» **THE EXERCISE**
Quote only the lines that start at the line with "Convert this screenshot" and run to the end of the entries; omit the pictures.
------------------------------------------------------------------------
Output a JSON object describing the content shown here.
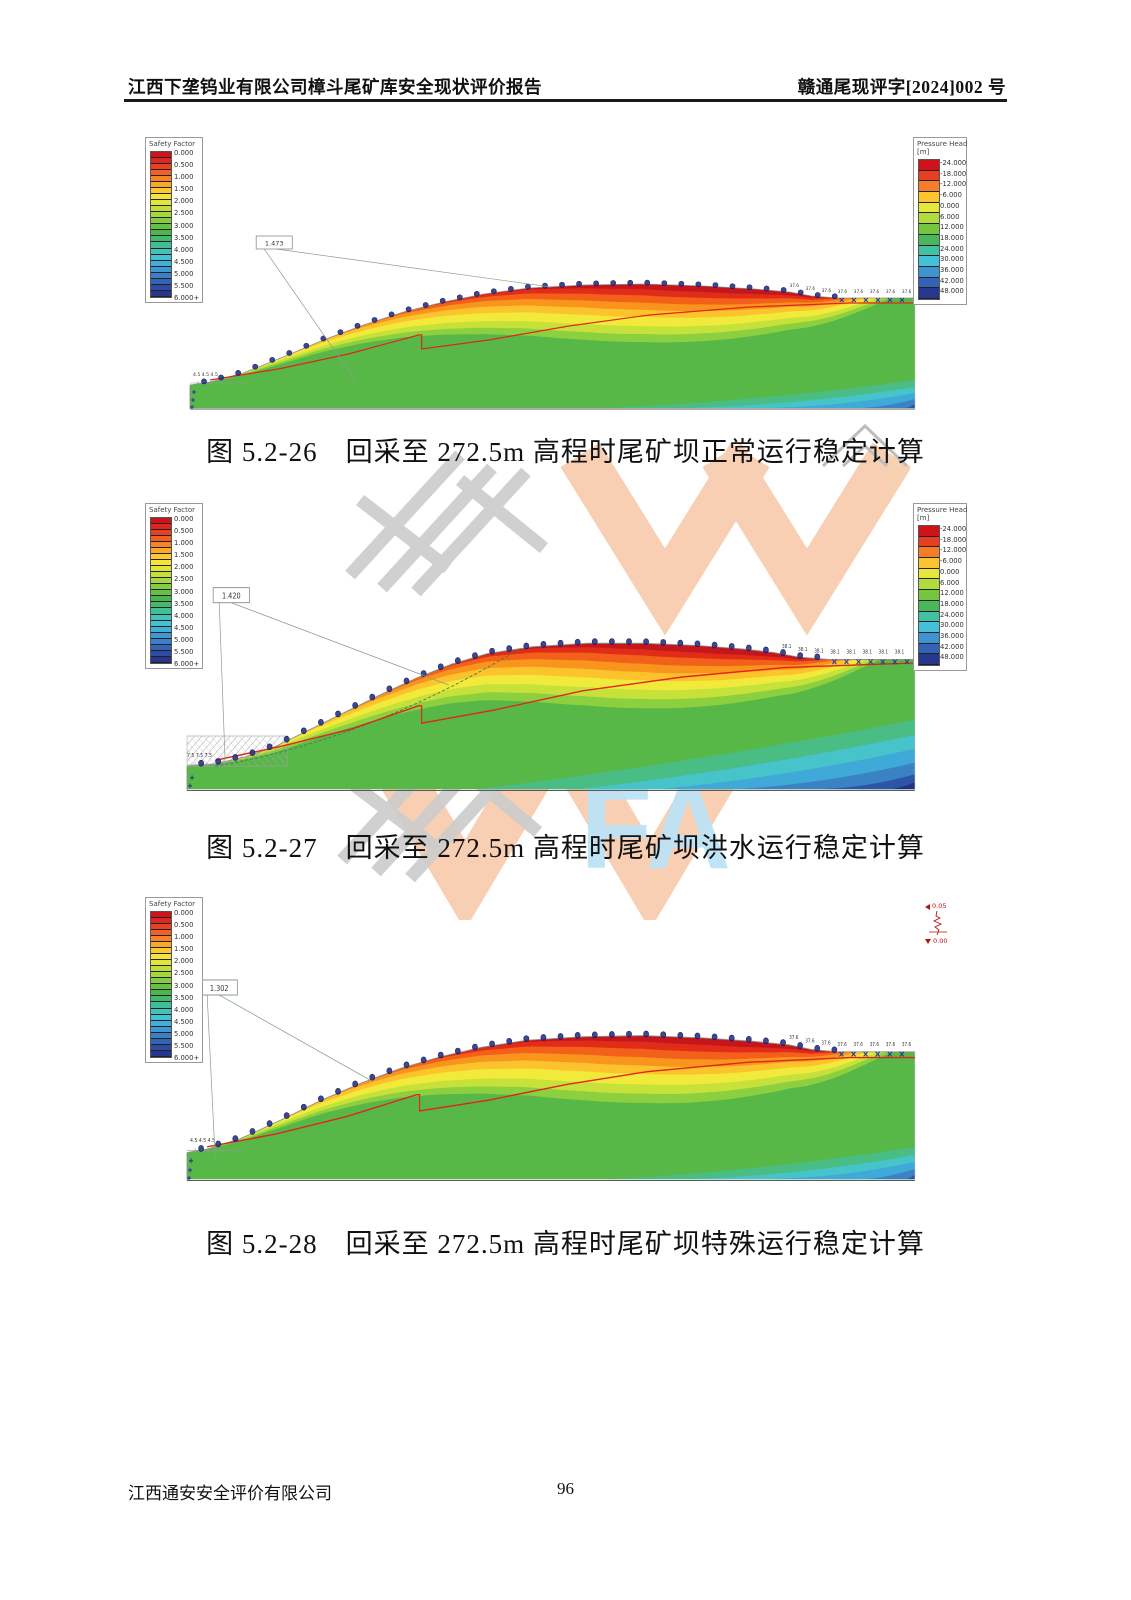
{
  "header": {
    "left": "江西下垄钨业有限公司樟斗尾矿库安全现状评价报告",
    "right": "赣通尾现评字[2024]002 号"
  },
  "legend_safety": {
    "title": "Safety Factor",
    "labels": [
      "0.000",
      "0.500",
      "1.000",
      "1.500",
      "2.000",
      "2.500",
      "3.000",
      "3.500",
      "4.000",
      "4.500",
      "5.000",
      "5.500",
      "6.000+"
    ]
  },
  "legend_pressure": {
    "title": "Pressure Head",
    "unit": "[m]",
    "labels": [
      "-24.000",
      "-18.000",
      "-12.000",
      "-6.000",
      "0.000",
      "6.000",
      "12.000",
      "18.000",
      "24.000",
      "30.000",
      "36.000",
      "42.000",
      "48.000"
    ]
  },
  "figures": [
    {
      "caption": "图 5.2-26　回采至 272.5m 高程时尾矿坝正常运行稳定计算",
      "factor": "1.473",
      "toe_text": "4.5 4.5  4.5",
      "beach_value": "37.6",
      "variant": "normal"
    },
    {
      "caption": "图 5.2-27　回采至 272.5m 高程时尾矿坝洪水运行稳定计算",
      "factor": "1.420",
      "toe_text": "7.5 7.5  7.5",
      "beach_value": "38.1",
      "variant": "flood"
    },
    {
      "caption": "图 5.2-28　回采至 272.5m 高程时尾矿坝特殊运行稳定计算",
      "factor": "1.302",
      "toe_text": "4.5 4.5  4.5",
      "beach_value": "37.6",
      "variant": "seismic",
      "seismic": {
        "h": "0.05",
        "v": "0.00"
      }
    }
  ],
  "watermark": {
    "letters": "FA"
  },
  "footer": {
    "company": "江西通安安全评价有限公司",
    "page": "96"
  },
  "colors": {
    "ramp": [
      "#cf1319",
      "#e33020",
      "#f05a24",
      "#f98e2a",
      "#fcc52f",
      "#f3e93a",
      "#cfe23c",
      "#a3d73f",
      "#74c63f",
      "#4db54a",
      "#3fba7e",
      "#44c3b4",
      "#44c0d8",
      "#3fa0d6",
      "#3a7cc6",
      "#2f57ae",
      "#27378f"
    ],
    "phreatic_red": "#e0251c",
    "marker_navy": "#2c3792",
    "base_green": "#58b847"
  }
}
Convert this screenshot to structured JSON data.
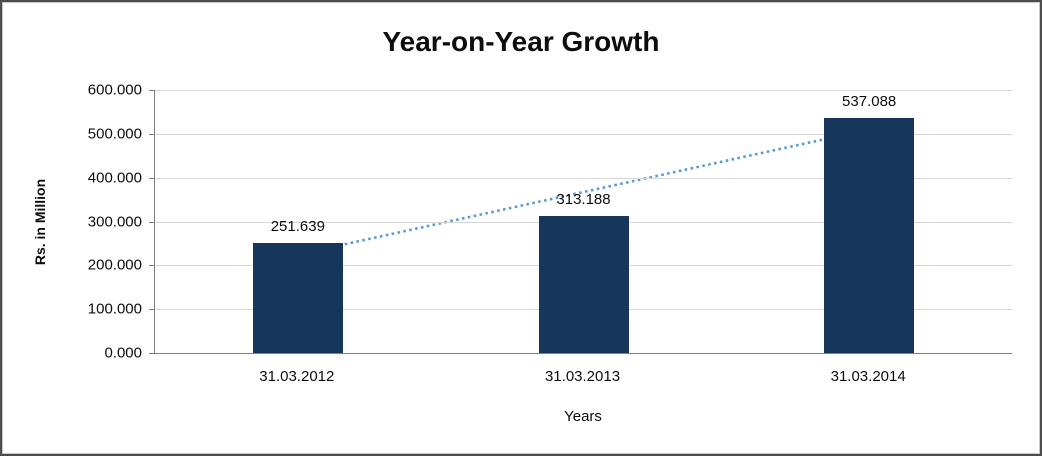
{
  "chart_data": {
    "type": "bar",
    "title": "Year-on-Year Growth",
    "categories": [
      "31.03.2012",
      "31.03.2013",
      "31.03.2014"
    ],
    "values": [
      251.639,
      313.188,
      537.088
    ],
    "data_labels": [
      "251.639",
      "313.188",
      "537.088"
    ],
    "xlabel": "Years",
    "ylabel": "Rs. in Million",
    "ylim": [
      0,
      600
    ],
    "ytick_step": 100,
    "ytick_labels": [
      "0.000",
      "100.000",
      "200.000",
      "300.000",
      "400.000",
      "500.000",
      "600.000"
    ],
    "grid": true,
    "legend": "none",
    "bar_color": "#16365C",
    "trendline": {
      "type": "linear",
      "style": "dotted",
      "color": "#5B9BD5"
    }
  }
}
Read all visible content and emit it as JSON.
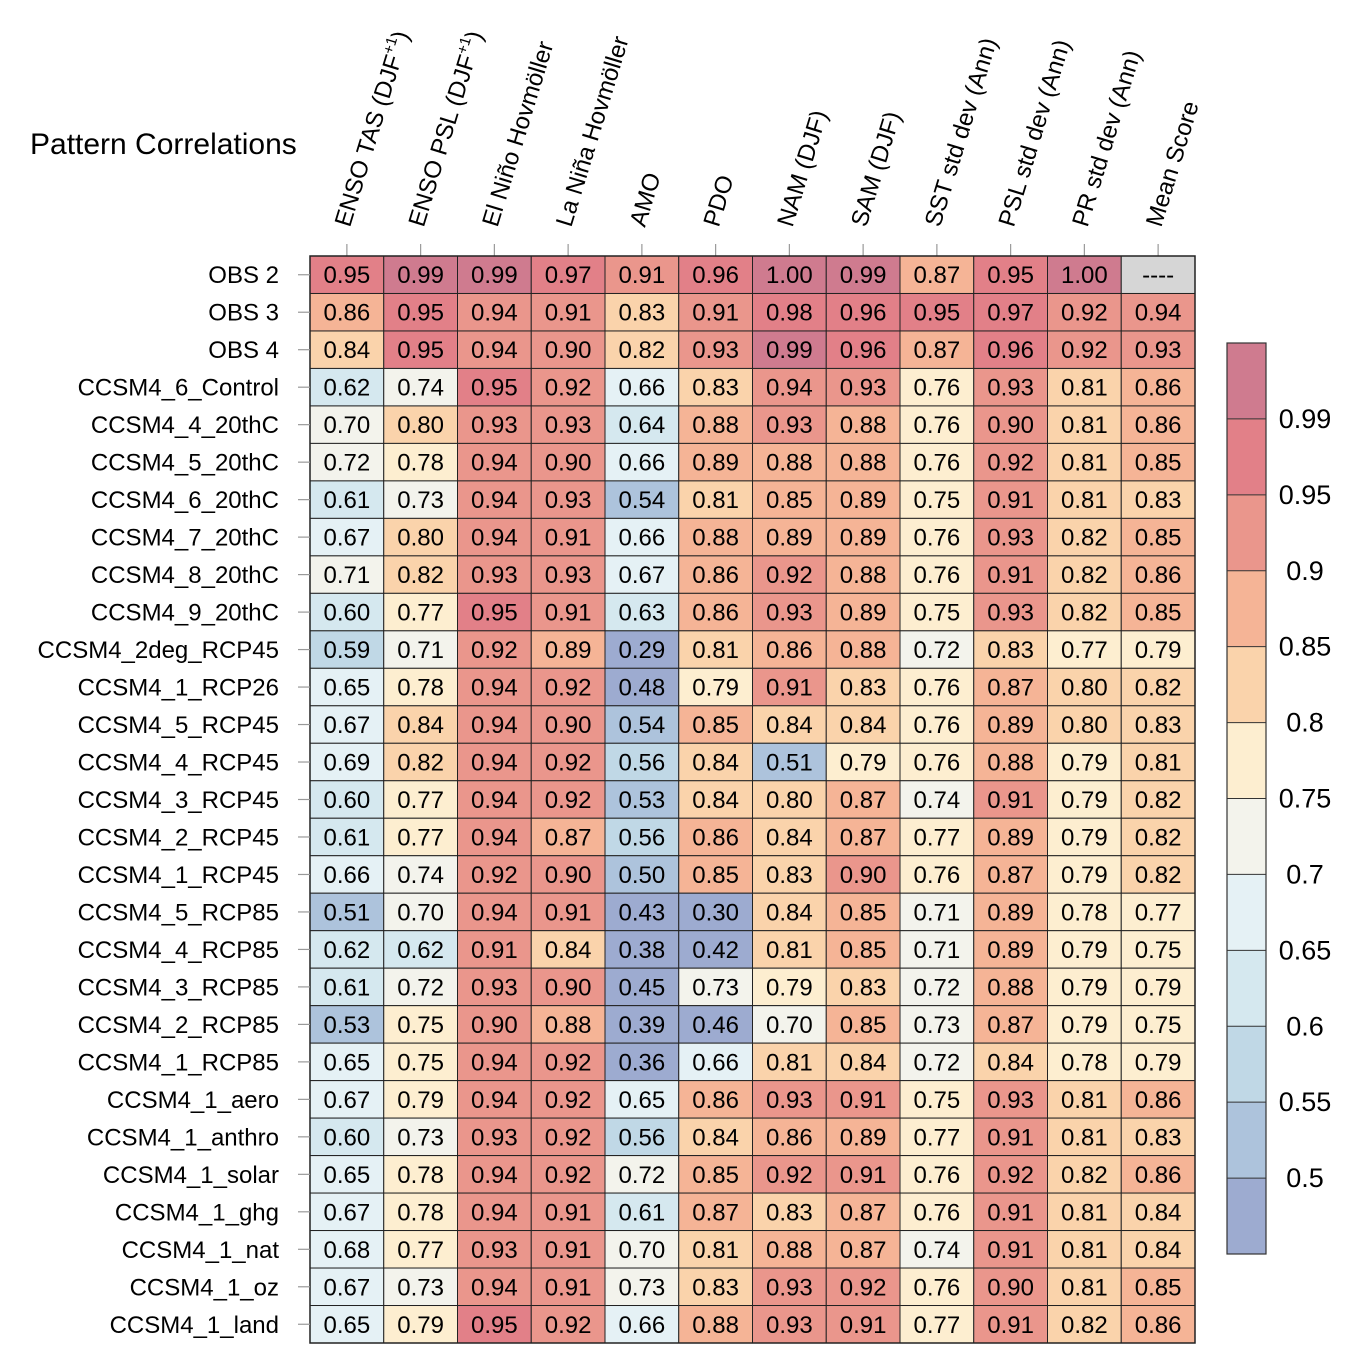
------------------------------------------------------------------------
» **FULL OUTPUT**
Convert this screenshot to structured JSON data.
{
  "chart_data": {
    "type": "bar",
    "title": "Year-on-Year Growth",
    "categories": [
      "31.03.2012",
      "31.03.2013",
      "31.03.2014"
    ],
    "values": [
      251.639,
      313.188,
      537.088
    ],
    "data_labels": [
      "251.639",
      "313.188",
      "537.088"
    ],
    "xlabel": "Years",
    "ylabel": "Rs. in Million",
    "ylim": [
      0,
      600
    ],
    "ytick_step": 100,
    "ytick_labels": [
      "0.000",
      "100.000",
      "200.000",
      "300.000",
      "400.000",
      "500.000",
      "600.000"
    ],
    "grid": true,
    "legend": "none",
    "bar_color": "#16365C",
    "trendline": {
      "type": "linear",
      "style": "dotted",
      "color": "#5B9BD5"
    }
  }
}
Read all visible content and emit it as JSON.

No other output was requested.